*Do this*
What follows are records. Restate all of them word for word.

◇ ◇ ◇ ◇ ◇ ◇ ◇

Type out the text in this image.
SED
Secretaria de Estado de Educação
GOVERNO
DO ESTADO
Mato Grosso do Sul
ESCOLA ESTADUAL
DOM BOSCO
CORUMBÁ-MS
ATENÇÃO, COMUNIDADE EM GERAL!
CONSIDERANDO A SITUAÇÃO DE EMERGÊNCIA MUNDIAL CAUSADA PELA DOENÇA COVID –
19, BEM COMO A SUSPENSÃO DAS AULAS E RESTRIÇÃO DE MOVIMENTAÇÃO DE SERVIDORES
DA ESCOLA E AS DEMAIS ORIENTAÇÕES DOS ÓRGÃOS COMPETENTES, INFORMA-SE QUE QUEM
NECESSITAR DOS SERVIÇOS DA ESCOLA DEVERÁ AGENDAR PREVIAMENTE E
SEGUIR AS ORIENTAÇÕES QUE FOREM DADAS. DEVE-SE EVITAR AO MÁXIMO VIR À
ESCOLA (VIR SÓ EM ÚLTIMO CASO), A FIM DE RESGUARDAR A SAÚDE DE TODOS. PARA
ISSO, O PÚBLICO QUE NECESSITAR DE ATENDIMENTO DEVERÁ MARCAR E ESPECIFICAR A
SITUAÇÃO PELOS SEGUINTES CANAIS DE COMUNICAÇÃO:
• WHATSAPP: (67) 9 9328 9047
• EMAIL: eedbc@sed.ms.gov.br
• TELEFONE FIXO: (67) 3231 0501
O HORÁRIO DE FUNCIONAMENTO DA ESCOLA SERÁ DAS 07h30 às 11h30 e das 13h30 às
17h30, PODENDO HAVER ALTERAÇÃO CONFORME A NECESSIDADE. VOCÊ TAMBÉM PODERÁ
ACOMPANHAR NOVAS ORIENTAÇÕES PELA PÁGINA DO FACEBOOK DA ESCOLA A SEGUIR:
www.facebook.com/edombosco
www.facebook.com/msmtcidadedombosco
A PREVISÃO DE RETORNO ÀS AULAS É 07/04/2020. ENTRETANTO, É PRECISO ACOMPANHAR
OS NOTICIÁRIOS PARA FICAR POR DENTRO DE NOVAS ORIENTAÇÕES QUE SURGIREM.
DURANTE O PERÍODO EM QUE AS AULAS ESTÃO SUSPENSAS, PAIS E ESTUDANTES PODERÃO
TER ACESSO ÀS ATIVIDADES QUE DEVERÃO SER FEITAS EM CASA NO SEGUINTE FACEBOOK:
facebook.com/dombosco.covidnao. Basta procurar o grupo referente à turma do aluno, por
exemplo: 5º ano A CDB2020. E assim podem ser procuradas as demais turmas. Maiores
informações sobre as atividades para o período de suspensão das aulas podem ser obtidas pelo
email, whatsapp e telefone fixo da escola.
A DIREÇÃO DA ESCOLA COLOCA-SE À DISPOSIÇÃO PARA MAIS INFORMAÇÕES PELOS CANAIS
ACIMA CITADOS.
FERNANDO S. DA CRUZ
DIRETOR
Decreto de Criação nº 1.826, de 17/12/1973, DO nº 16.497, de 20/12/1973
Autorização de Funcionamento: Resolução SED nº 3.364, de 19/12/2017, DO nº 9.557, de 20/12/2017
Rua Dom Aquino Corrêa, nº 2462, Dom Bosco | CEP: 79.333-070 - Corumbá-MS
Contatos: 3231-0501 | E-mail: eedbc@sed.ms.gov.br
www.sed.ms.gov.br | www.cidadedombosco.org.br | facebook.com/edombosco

◇ ◇ ◇ ◇ ◇ ◇ ◇

*Output for this exercise*
Type out the text in this image.
SED
Secretaria de Estado de Educação
GOVERNO
DO ESTADO
Mato Grosso do Sul
ESCOLA ESTADUAL
DOM BOSCO
CORUMBÁ-MS
ATENÇÃO, COMUNIDADE EM GERAL!
CONSIDERANDO A SITUAÇÃO DE EMERGÊNCIA MUNDIAL CAUSADA PELA DOENÇA COVID –
19, BEM COMO A SUSPENSÃO DAS AULAS E RESTRIÇÃO DE MOVIMENTAÇÃO DE SERVIDORES
DA ESCOLA E AS DEMAIS ORIENTAÇÕES DOS ÓRGÃOS COMPETENTES, INFORMA-SE QUE QUEM
NECESSITAR DOS SERVIÇOS DA ESCOLA DEVERÁ AGENDAR PREVIAMENTE E
SEGUIR AS ORIENTAÇÕES QUE FOREM DADAS. DEVE-SE EVITAR AO MÁXIMO VIR À
ESCOLA (VIR SÓ EM ÚLTIMO CASO), A FIM DE RESGUARDAR A SAÚDE DE TODOS. PARA
ISSO, O PÚBLICO QUE NECESSITAR DE ATENDIMENTO DEVERÁ MARCAR E ESPECIFICAR A
SITUAÇÃO PELOS SEGUINTES CANAIS DE COMUNICAÇÃO:
• WHATSAPP: (67) 9 9328 9047
• EMAIL: eedbc@sed.ms.gov.br
• TELEFONE FIXO: (67) 3231 0501
O HORÁRIO DE FUNCIONAMENTO DA ESCOLA SERÁ DAS 07h30 às 11h30 e das 13h30 às
17h30, PODENDO HAVER ALTERAÇÃO CONFORME A NECESSIDADE. VOCÊ TAMBÉM PODERÁ
ACOMPANHAR NOVAS ORIENTAÇÕES PELA PÁGINA DO FACEBOOK DA ESCOLA A SEGUIR:
www.facebook.com/edombosco
www.facebook.com/msmtcidadedombosco
A PREVISÃO DE RETORNO ÀS AULAS É 07/04/2020. ENTRETANTO, É PRECISO ACOMPANHAR
OS NOTICIÁRIOS PARA FICAR POR DENTRO DE NOVAS ORIENTAÇÕES QUE SURGIREM.
DURANTE O PERÍODO EM QUE AS AULAS ESTÃO SUSPENSAS, PAIS E ESTUDANTES PODERÃO
TER ACESSO ÀS ATIVIDADES QUE DEVERÃO SER FEITAS EM CASA NO SEGUINTE FACEBOOK:
facebook.com/dombosco.covidnao. Basta procurar o grupo referente à turma do aluno, por
exemplo: 5º ano A CDB2020. E assim podem ser procuradas as demais turmas. Maiores
informações sobre as atividades para o período de suspensão das aulas podem ser obtidas pelo
email, whatsapp e telefone fixo da escola.
A DIREÇÃO DA ESCOLA COLOCA-SE À DISPOSIÇÃO PARA MAIS INFORMAÇÕES PELOS CANAIS
ACIMA CITADOS.
FERNANDO S. DA CRUZ
DIRETOR
Decreto de Criação nº 1.826, de 17/12/1973, DO nº 16.497, de 20/12/1973
Autorização de Funcionamento: Resolução SED nº 3.364, de 19/12/2017, DO nº 9.557, de 20/12/2017
Rua Dom Aquino Corrêa, nº 2462, Dom Bosco | CEP: 79.333-070 - Corumbá-MS
Contatos: 3231-0501 | E-mail: eedbc@sed.ms.gov.br
www.sed.ms.gov.br | www.cidadedombosco.org.br | facebook.com/edombosco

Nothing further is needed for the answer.